§ **Records for the task**:

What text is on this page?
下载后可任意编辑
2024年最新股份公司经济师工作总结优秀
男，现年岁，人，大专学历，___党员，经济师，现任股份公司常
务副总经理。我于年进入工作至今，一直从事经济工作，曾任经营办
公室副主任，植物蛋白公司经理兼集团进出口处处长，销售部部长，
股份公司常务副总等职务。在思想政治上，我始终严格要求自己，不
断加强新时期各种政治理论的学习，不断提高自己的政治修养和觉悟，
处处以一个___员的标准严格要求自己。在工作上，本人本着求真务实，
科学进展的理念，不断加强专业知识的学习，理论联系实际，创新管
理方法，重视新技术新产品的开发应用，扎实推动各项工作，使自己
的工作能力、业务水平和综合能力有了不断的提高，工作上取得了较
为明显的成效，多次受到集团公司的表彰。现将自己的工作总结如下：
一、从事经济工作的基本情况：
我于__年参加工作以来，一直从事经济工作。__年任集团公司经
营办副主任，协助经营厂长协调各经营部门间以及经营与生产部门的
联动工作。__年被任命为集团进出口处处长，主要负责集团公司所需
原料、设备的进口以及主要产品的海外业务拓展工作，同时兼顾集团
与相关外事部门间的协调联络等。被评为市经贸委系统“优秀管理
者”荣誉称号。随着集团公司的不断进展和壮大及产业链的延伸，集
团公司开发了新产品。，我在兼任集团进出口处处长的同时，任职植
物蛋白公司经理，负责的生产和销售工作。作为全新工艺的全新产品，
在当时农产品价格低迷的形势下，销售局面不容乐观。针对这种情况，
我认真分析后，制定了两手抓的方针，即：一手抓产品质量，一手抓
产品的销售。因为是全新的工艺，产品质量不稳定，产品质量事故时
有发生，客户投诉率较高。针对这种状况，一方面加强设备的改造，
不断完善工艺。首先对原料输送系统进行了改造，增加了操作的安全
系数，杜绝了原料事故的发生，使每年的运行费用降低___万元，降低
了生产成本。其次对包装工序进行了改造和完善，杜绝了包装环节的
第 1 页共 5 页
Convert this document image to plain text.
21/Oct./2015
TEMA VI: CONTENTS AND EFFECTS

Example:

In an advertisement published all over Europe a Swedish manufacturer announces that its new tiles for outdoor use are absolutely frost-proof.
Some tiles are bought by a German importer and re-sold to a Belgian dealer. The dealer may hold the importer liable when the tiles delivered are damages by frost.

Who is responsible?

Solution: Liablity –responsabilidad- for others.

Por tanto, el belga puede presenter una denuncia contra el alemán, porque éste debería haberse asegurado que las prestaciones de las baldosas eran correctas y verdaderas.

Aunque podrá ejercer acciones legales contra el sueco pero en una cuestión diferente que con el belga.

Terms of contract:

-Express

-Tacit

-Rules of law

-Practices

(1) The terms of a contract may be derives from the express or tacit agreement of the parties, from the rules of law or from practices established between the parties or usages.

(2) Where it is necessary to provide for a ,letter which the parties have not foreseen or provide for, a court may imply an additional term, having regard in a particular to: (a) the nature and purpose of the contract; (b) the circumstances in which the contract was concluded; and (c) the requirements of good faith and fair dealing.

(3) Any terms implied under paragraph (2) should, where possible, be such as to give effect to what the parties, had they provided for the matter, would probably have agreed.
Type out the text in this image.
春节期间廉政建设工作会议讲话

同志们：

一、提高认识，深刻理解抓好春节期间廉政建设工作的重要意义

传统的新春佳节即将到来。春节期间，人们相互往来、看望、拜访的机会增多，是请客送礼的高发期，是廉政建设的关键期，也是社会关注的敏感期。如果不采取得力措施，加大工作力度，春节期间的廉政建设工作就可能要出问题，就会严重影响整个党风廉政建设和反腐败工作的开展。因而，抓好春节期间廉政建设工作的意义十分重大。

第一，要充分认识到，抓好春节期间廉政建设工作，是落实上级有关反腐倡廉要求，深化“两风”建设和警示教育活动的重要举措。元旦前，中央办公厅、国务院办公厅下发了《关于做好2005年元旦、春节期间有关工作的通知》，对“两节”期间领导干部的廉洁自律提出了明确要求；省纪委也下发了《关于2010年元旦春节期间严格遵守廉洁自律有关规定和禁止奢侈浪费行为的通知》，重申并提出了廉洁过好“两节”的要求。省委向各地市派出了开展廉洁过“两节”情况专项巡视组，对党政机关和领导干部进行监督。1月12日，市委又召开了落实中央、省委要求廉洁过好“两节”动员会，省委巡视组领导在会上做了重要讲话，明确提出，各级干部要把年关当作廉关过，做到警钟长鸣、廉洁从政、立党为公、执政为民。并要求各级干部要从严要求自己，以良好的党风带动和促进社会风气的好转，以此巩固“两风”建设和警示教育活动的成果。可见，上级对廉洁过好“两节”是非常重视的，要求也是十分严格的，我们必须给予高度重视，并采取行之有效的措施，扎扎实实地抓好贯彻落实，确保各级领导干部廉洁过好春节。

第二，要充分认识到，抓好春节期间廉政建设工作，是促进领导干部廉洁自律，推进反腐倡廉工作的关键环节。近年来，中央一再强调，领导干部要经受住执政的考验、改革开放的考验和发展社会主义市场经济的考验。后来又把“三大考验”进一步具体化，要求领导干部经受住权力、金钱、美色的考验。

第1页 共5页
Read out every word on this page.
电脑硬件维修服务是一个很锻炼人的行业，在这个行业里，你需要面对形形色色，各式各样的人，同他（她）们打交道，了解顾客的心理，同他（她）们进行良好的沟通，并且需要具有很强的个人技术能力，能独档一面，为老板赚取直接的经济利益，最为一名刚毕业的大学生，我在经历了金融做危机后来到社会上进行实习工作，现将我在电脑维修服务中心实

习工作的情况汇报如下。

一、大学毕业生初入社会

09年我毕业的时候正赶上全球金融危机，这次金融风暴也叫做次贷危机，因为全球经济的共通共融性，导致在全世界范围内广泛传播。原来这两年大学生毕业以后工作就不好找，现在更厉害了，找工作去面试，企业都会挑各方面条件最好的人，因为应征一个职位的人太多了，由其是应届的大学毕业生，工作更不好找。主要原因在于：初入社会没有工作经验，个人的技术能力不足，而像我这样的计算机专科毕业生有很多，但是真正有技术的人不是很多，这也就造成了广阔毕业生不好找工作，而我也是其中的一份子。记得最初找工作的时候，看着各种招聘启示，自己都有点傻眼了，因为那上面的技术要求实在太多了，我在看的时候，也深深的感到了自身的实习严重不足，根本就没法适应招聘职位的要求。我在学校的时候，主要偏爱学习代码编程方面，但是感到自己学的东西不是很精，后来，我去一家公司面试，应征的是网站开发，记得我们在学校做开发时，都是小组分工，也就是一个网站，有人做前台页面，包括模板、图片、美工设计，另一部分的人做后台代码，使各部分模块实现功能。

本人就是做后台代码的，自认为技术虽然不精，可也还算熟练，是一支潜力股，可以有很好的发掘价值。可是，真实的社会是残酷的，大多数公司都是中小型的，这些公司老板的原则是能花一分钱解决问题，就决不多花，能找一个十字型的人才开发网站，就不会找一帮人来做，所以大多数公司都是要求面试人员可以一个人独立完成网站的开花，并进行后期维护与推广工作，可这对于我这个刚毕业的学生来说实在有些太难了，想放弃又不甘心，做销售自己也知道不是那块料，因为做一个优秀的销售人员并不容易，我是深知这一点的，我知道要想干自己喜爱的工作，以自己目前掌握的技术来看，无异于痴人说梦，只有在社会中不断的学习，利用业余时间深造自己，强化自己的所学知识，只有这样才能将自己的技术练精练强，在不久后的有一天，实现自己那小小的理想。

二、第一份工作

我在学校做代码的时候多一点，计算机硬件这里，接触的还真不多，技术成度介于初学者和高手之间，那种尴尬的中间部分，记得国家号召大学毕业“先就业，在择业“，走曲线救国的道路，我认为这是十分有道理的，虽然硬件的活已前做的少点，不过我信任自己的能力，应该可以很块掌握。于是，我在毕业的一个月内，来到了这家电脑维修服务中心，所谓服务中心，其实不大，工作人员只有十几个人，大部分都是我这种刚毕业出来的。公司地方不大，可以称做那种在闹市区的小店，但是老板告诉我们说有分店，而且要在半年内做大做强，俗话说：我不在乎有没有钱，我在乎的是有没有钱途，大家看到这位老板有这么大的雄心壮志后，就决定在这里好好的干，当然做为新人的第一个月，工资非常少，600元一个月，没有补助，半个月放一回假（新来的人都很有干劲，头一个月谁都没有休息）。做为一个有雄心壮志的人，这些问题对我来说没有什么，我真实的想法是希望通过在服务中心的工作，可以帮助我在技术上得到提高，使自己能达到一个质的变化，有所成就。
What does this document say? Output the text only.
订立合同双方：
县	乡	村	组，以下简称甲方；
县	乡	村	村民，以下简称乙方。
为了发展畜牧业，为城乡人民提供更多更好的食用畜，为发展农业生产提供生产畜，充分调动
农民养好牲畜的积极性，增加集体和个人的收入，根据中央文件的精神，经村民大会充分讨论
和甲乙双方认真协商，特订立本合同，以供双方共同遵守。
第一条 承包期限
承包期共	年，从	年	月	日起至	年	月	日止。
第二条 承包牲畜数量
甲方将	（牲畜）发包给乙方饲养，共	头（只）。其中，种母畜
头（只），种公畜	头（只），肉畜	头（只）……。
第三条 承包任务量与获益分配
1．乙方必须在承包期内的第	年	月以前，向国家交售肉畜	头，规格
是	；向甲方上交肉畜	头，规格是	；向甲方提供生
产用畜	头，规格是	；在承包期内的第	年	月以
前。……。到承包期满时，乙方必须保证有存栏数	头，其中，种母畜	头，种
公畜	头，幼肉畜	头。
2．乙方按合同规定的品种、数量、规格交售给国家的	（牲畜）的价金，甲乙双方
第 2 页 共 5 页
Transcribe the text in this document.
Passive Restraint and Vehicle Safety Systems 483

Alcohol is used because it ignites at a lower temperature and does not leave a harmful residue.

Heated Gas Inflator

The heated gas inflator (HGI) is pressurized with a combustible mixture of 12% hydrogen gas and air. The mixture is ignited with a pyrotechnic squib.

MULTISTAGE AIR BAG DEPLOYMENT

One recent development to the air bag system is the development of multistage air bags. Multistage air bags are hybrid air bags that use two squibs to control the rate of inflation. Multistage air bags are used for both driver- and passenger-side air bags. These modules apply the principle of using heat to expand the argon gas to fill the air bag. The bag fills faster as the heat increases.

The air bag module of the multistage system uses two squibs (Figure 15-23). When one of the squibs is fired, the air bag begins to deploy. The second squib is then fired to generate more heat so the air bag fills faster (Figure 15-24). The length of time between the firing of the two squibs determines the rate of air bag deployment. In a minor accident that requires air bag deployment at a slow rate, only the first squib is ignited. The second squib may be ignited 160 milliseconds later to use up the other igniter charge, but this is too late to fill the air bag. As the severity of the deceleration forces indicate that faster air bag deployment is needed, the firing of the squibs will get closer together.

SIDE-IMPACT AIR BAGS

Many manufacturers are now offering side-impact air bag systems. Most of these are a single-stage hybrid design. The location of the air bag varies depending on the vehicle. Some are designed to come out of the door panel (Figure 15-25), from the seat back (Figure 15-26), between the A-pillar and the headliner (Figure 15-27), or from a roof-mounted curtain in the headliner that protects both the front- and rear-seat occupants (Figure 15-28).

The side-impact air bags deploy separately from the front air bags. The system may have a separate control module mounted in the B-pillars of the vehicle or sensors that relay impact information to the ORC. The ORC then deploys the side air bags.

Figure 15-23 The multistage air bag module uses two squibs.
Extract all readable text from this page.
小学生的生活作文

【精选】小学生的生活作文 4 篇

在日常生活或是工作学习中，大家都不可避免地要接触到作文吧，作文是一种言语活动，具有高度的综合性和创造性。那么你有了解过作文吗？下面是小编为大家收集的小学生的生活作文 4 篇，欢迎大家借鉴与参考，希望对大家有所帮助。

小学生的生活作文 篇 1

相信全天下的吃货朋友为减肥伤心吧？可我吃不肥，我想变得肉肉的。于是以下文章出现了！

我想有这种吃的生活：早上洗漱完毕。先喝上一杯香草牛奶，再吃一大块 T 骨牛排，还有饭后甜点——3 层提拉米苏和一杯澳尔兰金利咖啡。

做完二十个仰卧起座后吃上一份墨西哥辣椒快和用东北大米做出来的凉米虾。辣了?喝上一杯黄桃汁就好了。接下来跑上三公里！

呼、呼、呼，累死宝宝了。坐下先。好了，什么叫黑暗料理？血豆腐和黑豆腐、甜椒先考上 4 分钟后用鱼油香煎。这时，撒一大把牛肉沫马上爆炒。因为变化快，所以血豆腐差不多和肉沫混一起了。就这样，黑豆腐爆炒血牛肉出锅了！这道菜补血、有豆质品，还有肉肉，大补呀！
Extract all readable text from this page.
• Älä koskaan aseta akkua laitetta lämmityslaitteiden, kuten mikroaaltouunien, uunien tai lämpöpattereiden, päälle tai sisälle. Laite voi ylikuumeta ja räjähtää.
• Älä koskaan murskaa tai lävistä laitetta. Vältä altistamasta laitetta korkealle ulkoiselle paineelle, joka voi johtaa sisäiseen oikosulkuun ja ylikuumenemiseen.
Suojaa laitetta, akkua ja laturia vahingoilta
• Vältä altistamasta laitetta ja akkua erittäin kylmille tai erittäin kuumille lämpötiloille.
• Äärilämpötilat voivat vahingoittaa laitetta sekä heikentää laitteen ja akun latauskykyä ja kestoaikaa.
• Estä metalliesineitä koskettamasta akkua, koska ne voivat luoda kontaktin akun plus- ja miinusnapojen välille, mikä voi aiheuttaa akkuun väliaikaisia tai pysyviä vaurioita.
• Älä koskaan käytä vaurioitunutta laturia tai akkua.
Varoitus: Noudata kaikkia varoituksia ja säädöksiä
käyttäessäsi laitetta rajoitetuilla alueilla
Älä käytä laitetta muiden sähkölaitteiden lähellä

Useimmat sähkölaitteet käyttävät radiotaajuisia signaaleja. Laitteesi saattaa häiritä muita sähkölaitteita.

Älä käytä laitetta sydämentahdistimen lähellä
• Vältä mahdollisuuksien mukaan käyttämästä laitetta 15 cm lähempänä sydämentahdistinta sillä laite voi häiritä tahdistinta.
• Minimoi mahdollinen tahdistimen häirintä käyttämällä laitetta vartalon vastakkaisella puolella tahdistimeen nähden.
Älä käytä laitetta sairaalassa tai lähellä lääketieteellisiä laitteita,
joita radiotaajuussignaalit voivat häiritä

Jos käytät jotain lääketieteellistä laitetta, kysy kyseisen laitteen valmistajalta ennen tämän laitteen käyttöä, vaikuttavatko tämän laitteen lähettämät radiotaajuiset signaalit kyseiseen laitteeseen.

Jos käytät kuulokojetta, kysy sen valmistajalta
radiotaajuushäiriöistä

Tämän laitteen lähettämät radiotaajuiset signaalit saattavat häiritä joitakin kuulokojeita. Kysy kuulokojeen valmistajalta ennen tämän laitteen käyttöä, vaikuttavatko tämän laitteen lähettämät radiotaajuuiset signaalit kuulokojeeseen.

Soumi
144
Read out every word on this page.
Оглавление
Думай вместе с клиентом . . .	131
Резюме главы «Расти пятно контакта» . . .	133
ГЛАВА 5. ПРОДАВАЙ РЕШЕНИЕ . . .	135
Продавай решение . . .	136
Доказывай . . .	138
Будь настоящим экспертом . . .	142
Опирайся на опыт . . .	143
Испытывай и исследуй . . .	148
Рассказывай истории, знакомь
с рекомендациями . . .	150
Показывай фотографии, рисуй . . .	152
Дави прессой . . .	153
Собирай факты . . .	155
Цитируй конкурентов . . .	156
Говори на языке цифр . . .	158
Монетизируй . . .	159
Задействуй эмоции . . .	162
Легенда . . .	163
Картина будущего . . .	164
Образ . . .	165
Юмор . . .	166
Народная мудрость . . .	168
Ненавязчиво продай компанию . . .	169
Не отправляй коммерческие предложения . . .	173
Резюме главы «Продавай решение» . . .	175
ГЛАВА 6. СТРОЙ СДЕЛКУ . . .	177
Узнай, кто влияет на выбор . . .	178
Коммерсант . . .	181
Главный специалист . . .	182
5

§ **Prompt**: The word "käytät" may turn up on some lines of these records; say how many, with no other words.

§ **Answer to this exercise**: 2